Assignment —
Below are the records; count the lines that include the string "cells" and give only that number.

Supplied records —
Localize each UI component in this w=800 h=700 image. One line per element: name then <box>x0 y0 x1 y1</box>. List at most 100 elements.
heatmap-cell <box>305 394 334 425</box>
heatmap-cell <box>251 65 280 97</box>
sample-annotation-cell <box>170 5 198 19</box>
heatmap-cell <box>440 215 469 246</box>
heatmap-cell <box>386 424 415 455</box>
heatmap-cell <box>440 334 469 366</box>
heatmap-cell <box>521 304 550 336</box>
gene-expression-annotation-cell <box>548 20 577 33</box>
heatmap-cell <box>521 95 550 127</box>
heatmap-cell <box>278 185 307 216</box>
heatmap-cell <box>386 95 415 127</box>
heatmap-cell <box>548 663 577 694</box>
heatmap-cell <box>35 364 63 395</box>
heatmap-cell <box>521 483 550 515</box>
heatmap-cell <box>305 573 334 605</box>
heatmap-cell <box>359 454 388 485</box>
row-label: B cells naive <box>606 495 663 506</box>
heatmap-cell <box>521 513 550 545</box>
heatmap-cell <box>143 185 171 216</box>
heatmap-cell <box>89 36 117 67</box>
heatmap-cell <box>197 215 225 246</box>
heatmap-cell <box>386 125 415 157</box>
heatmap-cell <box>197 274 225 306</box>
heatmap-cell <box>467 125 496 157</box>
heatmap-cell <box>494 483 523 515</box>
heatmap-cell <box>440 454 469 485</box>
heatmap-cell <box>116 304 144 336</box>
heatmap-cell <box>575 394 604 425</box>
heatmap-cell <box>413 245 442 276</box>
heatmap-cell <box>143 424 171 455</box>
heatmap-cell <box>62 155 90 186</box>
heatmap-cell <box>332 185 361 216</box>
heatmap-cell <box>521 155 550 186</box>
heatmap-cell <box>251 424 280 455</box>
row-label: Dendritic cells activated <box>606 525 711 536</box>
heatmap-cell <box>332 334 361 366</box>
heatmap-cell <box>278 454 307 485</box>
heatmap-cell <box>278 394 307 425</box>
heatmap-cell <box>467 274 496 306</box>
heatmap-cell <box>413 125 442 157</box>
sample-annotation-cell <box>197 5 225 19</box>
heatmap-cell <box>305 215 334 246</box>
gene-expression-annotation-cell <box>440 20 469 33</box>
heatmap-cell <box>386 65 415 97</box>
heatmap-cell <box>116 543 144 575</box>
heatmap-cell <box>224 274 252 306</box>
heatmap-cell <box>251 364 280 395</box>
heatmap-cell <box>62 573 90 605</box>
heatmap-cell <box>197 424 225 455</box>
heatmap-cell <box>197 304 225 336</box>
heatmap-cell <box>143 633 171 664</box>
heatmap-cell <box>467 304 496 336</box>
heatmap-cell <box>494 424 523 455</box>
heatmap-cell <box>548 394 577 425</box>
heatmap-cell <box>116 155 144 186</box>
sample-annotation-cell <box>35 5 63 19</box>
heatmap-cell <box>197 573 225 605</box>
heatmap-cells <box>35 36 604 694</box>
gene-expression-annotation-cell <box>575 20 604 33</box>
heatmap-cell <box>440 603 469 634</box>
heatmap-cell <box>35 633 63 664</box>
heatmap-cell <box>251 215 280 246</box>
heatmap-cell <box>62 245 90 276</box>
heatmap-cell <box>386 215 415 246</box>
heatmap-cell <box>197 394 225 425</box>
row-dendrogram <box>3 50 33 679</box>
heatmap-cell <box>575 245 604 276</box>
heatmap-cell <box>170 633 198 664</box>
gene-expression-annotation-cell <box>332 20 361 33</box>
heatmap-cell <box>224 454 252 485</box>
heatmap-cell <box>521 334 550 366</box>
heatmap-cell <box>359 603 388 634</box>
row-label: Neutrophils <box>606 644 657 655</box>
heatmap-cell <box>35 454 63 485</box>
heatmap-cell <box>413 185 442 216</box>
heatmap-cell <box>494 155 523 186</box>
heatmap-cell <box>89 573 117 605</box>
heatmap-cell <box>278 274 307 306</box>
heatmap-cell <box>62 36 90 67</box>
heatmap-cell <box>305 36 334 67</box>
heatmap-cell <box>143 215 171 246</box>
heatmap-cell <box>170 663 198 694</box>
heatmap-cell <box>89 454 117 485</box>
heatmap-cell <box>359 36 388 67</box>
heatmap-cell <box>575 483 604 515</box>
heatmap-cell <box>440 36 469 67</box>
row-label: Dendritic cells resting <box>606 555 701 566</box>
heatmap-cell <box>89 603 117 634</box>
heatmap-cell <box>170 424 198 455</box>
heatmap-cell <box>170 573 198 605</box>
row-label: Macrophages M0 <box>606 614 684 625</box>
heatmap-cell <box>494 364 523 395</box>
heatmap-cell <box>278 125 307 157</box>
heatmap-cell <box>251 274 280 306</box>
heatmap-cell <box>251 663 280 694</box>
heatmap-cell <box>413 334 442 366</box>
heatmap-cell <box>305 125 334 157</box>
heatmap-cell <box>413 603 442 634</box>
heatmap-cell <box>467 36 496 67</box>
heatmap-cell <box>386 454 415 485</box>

Solution for this task —
4